Task brief> Using the listing below, please gather every line containing the word "icon".

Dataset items
[BEGIN]
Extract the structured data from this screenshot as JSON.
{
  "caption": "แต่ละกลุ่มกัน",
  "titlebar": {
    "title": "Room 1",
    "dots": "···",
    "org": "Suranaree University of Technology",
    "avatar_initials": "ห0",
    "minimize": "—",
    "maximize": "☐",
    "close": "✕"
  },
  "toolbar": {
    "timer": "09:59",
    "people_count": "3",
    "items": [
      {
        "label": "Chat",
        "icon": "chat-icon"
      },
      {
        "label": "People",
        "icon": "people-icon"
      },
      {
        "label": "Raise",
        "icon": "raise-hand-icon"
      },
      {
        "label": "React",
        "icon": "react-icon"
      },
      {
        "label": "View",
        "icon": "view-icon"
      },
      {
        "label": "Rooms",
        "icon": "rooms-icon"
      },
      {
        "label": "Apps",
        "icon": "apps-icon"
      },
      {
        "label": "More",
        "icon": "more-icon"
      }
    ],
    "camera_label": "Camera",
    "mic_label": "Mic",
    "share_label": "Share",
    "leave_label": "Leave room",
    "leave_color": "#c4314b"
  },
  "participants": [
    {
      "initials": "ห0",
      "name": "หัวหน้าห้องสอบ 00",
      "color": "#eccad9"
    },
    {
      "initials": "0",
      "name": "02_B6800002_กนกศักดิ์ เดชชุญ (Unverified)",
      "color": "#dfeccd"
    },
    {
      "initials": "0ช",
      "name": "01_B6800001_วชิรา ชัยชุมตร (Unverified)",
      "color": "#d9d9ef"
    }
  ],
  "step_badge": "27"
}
[END]
Answer to the task>
        "icon": "chat-icon"
        "icon": "people-icon"
        "icon": "raise-hand-icon"
        "icon": "react-icon"
        "icon": "view-icon"
        "icon": "rooms-icon"
        "icon": "apps-icon"
        "icon": "more-icon"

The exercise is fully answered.